4: 4 seems to the number of assembly-language-computer-like stuff; 4 1-bit flags, etc.

12 is interesting as the result of 16 - 4; eg if you have a 16-bit bitfield, and you need to use 4 of those bits for something, then you have 12 bits left to use for something else.

In powers-of-two-land, 16 is an elaboration of 4 (2^4); also very powers-of-two-sy/computersy

4096 is often found in computers, eg in memory page sizes. 4096 (and sometimes, 256) seem to be regarded as 'the smallest chunk of memory in which you could put something useful'.

2^16 = 65536 is the smallest power of two bitwidth that can really hold a decent amount, the length of lists that aren't 'small' (that is to say, the smallest number of the form 2^(2^n) such that the resulting number of instructions can hold a decently-sized computer program). 65536 to me seems like the powers-of-two equivalent of how some human languages/cultures use specific largish numbers as a placeholders for 'arbitrarily large' (but not necessarily infinite) (eg 10,000: http://www.merriam-webster.com/dictionary/myriad ; various examples of 10,000 in classical Chinese literature). 65536 is the first power of two bit-length that is a reasonable size for the number of memory locations in a general-purpose computer (although if you don't care if the bit-length is a power of 2, 2^12 = 4096 is a reasonable choice).

[Annotated region listings]
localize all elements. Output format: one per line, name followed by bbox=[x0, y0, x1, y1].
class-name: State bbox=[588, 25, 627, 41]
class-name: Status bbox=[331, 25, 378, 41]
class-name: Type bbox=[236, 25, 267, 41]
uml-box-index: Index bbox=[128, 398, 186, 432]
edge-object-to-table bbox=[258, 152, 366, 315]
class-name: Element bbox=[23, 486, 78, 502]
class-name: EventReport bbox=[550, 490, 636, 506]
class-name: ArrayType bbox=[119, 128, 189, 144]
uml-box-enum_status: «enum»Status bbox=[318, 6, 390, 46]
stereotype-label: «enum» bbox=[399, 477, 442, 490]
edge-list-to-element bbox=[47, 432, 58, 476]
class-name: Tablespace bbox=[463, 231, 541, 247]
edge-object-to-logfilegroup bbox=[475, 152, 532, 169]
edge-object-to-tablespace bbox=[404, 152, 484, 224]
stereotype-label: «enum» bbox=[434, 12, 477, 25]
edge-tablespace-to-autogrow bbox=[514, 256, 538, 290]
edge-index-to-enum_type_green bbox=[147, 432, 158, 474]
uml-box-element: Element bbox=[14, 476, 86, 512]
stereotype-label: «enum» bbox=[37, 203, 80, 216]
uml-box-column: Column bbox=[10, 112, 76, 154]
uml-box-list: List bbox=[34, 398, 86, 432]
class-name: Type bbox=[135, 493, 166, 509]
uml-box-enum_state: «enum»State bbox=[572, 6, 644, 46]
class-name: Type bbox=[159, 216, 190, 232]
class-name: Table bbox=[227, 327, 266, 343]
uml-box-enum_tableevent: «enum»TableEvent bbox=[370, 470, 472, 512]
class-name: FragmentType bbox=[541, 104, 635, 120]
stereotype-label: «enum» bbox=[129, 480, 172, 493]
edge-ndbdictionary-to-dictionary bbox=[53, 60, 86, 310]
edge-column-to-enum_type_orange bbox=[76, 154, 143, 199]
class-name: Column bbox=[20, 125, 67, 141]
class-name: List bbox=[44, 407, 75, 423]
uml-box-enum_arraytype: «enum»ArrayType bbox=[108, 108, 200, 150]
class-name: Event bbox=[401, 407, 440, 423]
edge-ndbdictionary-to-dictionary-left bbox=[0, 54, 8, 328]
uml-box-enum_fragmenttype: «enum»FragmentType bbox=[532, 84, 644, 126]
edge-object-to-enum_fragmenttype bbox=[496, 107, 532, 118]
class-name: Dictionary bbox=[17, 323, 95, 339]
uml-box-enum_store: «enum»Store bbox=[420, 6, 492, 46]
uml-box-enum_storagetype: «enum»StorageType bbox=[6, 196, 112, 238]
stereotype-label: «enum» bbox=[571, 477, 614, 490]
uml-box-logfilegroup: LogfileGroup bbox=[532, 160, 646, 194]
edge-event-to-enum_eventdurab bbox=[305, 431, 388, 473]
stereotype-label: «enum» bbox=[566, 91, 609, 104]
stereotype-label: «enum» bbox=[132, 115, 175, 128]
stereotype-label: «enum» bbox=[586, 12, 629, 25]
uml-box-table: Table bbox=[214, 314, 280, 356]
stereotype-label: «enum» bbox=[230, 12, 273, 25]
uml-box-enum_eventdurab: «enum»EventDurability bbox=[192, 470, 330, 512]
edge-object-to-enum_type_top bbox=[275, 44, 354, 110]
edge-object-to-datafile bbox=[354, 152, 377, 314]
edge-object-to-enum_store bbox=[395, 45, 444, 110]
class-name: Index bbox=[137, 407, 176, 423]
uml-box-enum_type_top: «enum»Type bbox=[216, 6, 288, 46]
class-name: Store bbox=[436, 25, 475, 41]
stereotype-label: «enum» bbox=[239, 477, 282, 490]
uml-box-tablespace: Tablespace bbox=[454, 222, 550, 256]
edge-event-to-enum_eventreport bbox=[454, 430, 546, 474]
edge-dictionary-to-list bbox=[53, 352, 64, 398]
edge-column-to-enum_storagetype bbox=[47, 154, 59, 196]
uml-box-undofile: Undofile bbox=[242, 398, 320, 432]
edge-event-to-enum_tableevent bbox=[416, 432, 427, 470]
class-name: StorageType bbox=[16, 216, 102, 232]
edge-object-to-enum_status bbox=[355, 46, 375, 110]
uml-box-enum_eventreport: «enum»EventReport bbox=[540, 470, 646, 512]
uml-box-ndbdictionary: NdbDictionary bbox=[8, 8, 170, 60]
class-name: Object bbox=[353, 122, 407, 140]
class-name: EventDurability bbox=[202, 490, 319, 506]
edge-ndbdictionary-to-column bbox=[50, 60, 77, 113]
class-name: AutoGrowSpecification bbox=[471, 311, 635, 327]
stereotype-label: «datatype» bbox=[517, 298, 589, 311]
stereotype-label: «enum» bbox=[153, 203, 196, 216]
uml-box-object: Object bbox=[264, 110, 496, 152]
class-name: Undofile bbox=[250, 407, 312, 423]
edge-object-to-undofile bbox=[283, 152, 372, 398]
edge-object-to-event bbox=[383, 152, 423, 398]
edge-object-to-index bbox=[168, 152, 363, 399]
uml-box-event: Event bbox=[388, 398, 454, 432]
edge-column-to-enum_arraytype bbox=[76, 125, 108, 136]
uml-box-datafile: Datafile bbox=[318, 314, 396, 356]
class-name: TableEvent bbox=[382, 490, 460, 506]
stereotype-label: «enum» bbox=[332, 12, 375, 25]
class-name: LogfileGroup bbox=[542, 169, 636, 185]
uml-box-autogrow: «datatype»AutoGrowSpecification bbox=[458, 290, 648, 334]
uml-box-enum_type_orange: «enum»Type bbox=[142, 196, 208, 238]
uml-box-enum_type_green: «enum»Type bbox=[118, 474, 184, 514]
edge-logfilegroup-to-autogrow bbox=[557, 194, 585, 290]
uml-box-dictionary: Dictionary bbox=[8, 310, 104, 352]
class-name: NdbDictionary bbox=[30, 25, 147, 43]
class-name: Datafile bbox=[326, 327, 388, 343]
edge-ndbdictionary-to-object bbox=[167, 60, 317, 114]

**WRITTEN INSTRUCTION 1**
From the notes on numbers in computing, reproduce the passage that begins with the words containing "In powers-of-two-land, 16" and ends with "put something useful'.".
**WRITTEN INSTRUCTION 2**
List every exponent expression written with the ^ sign in the notes on numbers in computing.
**WRITTEN INSTRUCTION 3**
Continue the notes on numbers in computing from their last sentence.

**EXERCISE ANSWER 1**
In powers-of-two-land, 16 is an elaboration of 4 (2^4); also very powers-of-two-sy/computersy

4096 is often found in computers, eg in memory page sizes. 4096 (and sometimes, 256) seem to be regarded as 'the smallest chunk of memory in which you could put something useful'.

**EXERCISE ANSWER 2**
2^4, 2^16, 2^(2^n), 2^12

**EXERCISE ANSWER 3**
(this sort of reasoning makes you wonder why Unicode didn't make characters fit within 2 bytes; shouldn't 65536 be enough to express ourselves? I'm not very knowledgable about this but my impression is that they initially tried; a Unicode encoding called UCS-2, which uses two bytes, used to be popular; but politically, Unicode had to take the union of all of the characters of all large or powerful human communities, which led to a demand for more than 65536 code points; note that this is different from saying that 65536 isnt enought to form an alphabet, this is saying that 65536 isnt enough to encode all alphabets that through historical accident have been created so far and still seem important today (note: some ideogram languages do have more than 65536 ideograms, but perhaps not much more (i heard 70,000 for Chinese once), and i bet many of these are not in active use outside of proper names). To this day, the "BMP" or Basic Multilingual Plane, which is the first 65536 unicode code points, is often talked about.)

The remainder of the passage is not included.